TASK GOAL —
Everything in the data should be repeated exactly, save for the images.

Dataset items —
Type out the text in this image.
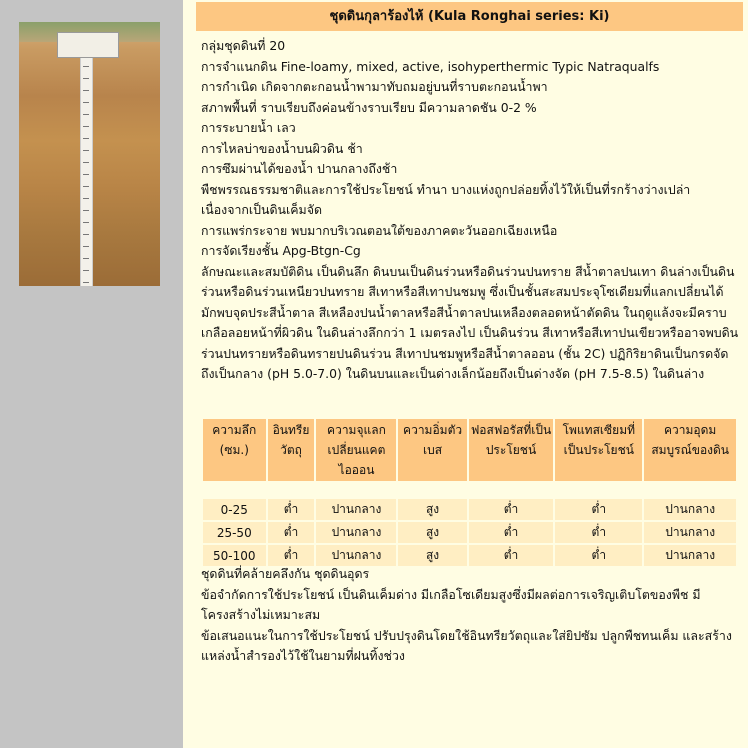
ชุดดินกุลาร้องไห้ (Kula Ronghai series: Ki)
กลุ่มชุดดินที่ 20
การจำแนกดิน Fine-loamy, mixed, active, isohyperthermic Typic Natraqualfs
การกำเนิด เกิดจากตะกอนน้ำพามาทับถมอยู่บนที่ราบตะกอนน้ำพา
สภาพพื้นที่ ราบเรียบถึงค่อนข้างราบเรียบ มีความลาดชัน 0-2 %
การระบายน้ำ เลว
การไหลบ่าของน้ำบนผิวดิน ช้า
การซึมผ่านได้ของน้ำ ปานกลางถึงช้า
พืชพรรณธรรมชาติและการใช้ประโยชน์ ทำนา บางแห่งถูกปล่อยทิ้งไว้ให้เป็นที่รกร้างว่างเปล่า เนื่องจากเป็นดินเค็มจัด
การแพร่กระจาย พบมากบริเวณตอนใต้ของภาคตะวันออกเฉียงเหนือ
การจัดเรียงชั้น Apg-Btgn-Cg
ลักษณะและสมบัติดิน เป็นดินลึก ดินบนเป็นดินร่วนหรือดินร่วนปนทราย สีน้ำตาลปนเทา ดินล่างเป็นดินร่วนหรือดินร่วนเหนียวปนทราย สีเทาหรือสีเทาปนชมพู ซึ่งเป็นชั้นสะสมประจุโซเดียมที่แลกเปลี่ยนได้ มักพบจุดประสีน้ำตาล สีเหลืองปนน้ำตาลหรือสีน้ำตาลปนเหลืองตลอดหน้าตัดดิน ในฤดูแล้งจะมีคราบเกลือลอยหน้าที่ผิวดิน ในดินล่างลึกกว่า 1 เมตรลงไป เป็นดินร่วน สีเทาหรือสีเทาปนเขียวหรืออาจพบดินร่วนปนทรายหรือดินทรายปนดินร่วน สีเทาปนชมพูหรือสีน้ำตาลออน (ชั้น 2C) ปฏิกิริยาดินเป็นกรดจัดถึงเป็นกลาง (pH 5.0-7.0) ในดินบนและเป็นด่างเล็กน้อยถึงเป็นด่างจัด (pH 7.5-8.5) ในดินล่าง
ความลึก (ซม.)	อินทรียวัตถุ	ความจุแลกเปลี่ยนแคตไอออน	ความอิ่มตัวเบส	ฟอสฟอรัสที่เป็นประโยชน์	โพแทสเซียมที่เป็นประโยชน์	ความอุดมสมบูรณ์ของดิน

0-25	ต่ำ	ปานกลาง	สูง	ต่ำ	ต่ำ	ปานกลาง
25-50	ต่ำ	ปานกลาง	สูง	ต่ำ	ต่ำ	ปานกลาง
50-100	ต่ำ	ปานกลาง	สูง	ต่ำ	ต่ำ	ปานกลาง
ชุดดินที่คล้ายคลึงกัน ชุดดินอุดร
ข้อจำกัดการใช้ประโยชน์ เป็นดินเค็มด่าง มีเกลือโซเดียมสูงซึ่งมีผลต่อการเจริญเติบโตของพืช มีโครงสร้างไม่เหมาะสม
ข้อเสนอแนะในการใช้ประโยชน์ ปรับปรุงดินโดยใช้อินทรียวัตถุและใส่ยิปซัม ปลูกพืชทนเค็ม และสร้างแหล่งน้ำสำรองไว้ใช้ในยามที่ฝนทิ้งช่วง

CORRECT RESULT —
Type out the text in this image.
ชุดดินกุลาร้องไห้ (Kula Ronghai series: Ki)
กลุ่มชุดดินที่ 20
การจำแนกดิน Fine-loamy, mixed, active, isohyperthermic Typic Natraqualfs
การกำเนิด เกิดจากตะกอนน้ำพามาทับถมอยู่บนที่ราบตะกอนน้ำพา
สภาพพื้นที่ ราบเรียบถึงค่อนข้างราบเรียบ มีความลาดชัน 0-2 %
การระบายน้ำ เลว
การไหลบ่าของน้ำบนผิวดิน ช้า
การซึมผ่านได้ของน้ำ ปานกลางถึงช้า
พืชพรรณธรรมชาติและการใช้ประโยชน์ ทำนา บางแห่งถูกปล่อยทิ้งไว้ให้เป็นที่รกร้างว่างเปล่า เนื่องจากเป็นดินเค็มจัด
การแพร่กระจาย พบมากบริเวณตอนใต้ของภาคตะวันออกเฉียงเหนือ
การจัดเรียงชั้น Apg-Btgn-Cg
ลักษณะและสมบัติดิน เป็นดินลึก ดินบนเป็นดินร่วนหรือดินร่วนปนทราย สีน้ำตาลปนเทา ดินล่างเป็นดินร่วนหรือดินร่วนเหนียวปนทราย สีเทาหรือสีเทาปนชมพู ซึ่งเป็นชั้นสะสมประจุโซเดียมที่แลกเปลี่ยนได้ มักพบจุดประสีน้ำตาล สีเหลืองปนน้ำตาลหรือสีน้ำตาลปนเหลืองตลอดหน้าตัดดิน ในฤดูแล้งจะมีคราบเกลือลอยหน้าที่ผิวดิน ในดินล่างลึกกว่า 1 เมตรลงไป เป็นดินร่วน สีเทาหรือสีเทาปนเขียวหรืออาจพบดินร่วนปนทรายหรือดินทรายปนดินร่วน สีเทาปนชมพูหรือสีน้ำตาลออน (ชั้น 2C) ปฏิกิริยาดินเป็นกรดจัดถึงเป็นกลาง (pH 5.0-7.0) ในดินบนและเป็นด่างเล็กน้อยถึงเป็นด่างจัด (pH 7.5-8.5) ในดินล่าง
ความลึก (ซม.)	อินทรียวัตถุ	ความจุแลกเปลี่ยนแคตไอออน	ความอิ่มตัวเบส	ฟอสฟอรัสที่เป็นประโยชน์	โพแทสเซียมที่เป็นประโยชน์	ความอุดมสมบูรณ์ของดิน

0-25	ต่ำ	ปานกลาง	สูง	ต่ำ	ต่ำ	ปานกลาง
25-50	ต่ำ	ปานกลาง	สูง	ต่ำ	ต่ำ	ปานกลาง
50-100	ต่ำ	ปานกลาง	สูง	ต่ำ	ต่ำ	ปานกลาง
ชุดดินที่คล้ายคลึงกัน ชุดดินอุดร
ข้อจำกัดการใช้ประโยชน์ เป็นดินเค็มด่าง มีเกลือโซเดียมสูงซึ่งมีผลต่อการเจริญเติบโตของพืช มีโครงสร้างไม่เหมาะสม
ข้อเสนอแนะในการใช้ประโยชน์ ปรับปรุงดินโดยใช้อินทรียวัตถุและใส่ยิปซัม ปลูกพืชทนเค็ม และสร้างแหล่งน้ำสำรองไว้ใช้ในยามที่ฝนทิ้งช่วง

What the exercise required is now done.